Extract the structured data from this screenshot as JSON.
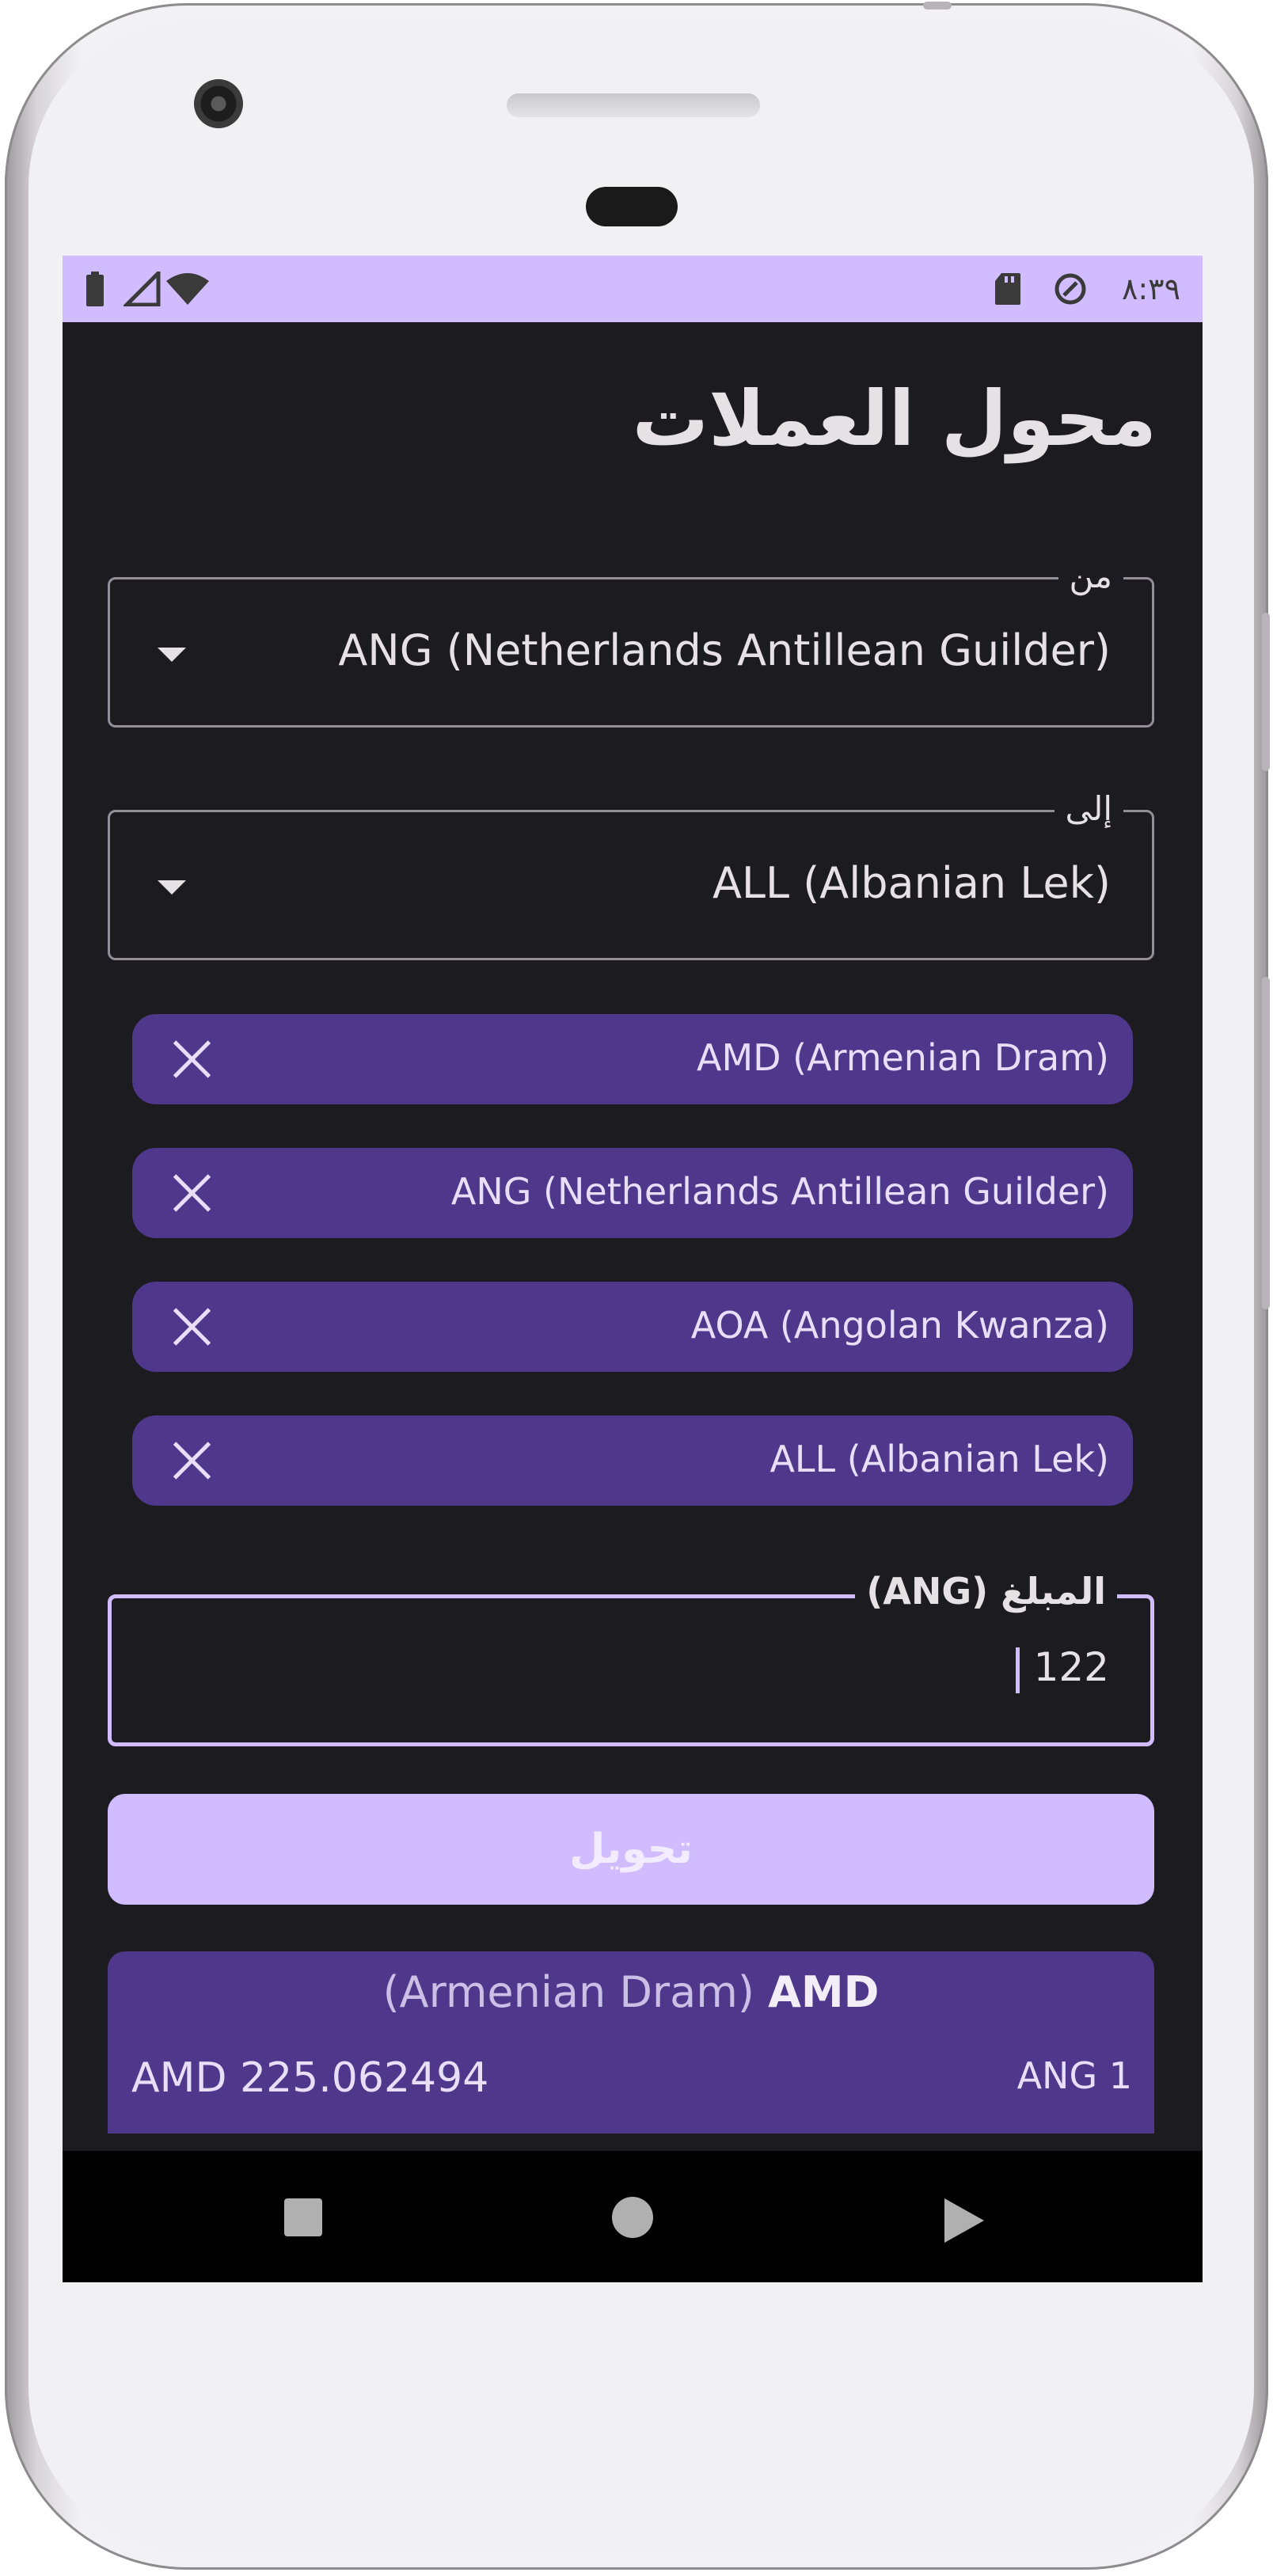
{
  "status_bar": {
    "time": "٨:٣٩",
    "left_icons": [
      "battery-icon",
      "signal-icon",
      "wifi-icon"
    ],
    "right_icons": [
      "sd-card-icon",
      "data-saver-icon"
    ]
  },
  "app": {
    "title": "محول العملات"
  },
  "from_field": {
    "label": "من",
    "value": "ANG (Netherlands Antillean Guilder)"
  },
  "to_field": {
    "label": "إلى",
    "value": "ALL (Albanian Lek)"
  },
  "chips": [
    {
      "label": "AMD (Armenian Dram)"
    },
    {
      "label": "ANG (Netherlands Antillean Guilder)"
    },
    {
      "label": "AOA (Angolan Kwanza)"
    },
    {
      "label": "ALL (Albanian Lek)"
    }
  ],
  "amount_field": {
    "label": "المبلغ (ANG)",
    "value": "122"
  },
  "convert_button": {
    "label": "تحويل"
  },
  "result_card": {
    "code": "AMD",
    "name": "(Armenian Dram)",
    "result": "AMD 225.062494",
    "source": "ANG 1"
  },
  "colors": {
    "primary": "#d0bcff",
    "chip_bg": "#4f378b",
    "background": "#1c1b1f",
    "on_surface": "#e6e1e5"
  }
}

___

### [WHAT IS EXPECTED]
Some lines of the data above may hold the word "Dram"; report how many do, and nothing else.

### [SOLUTION FOR THIS PROBLEM]
2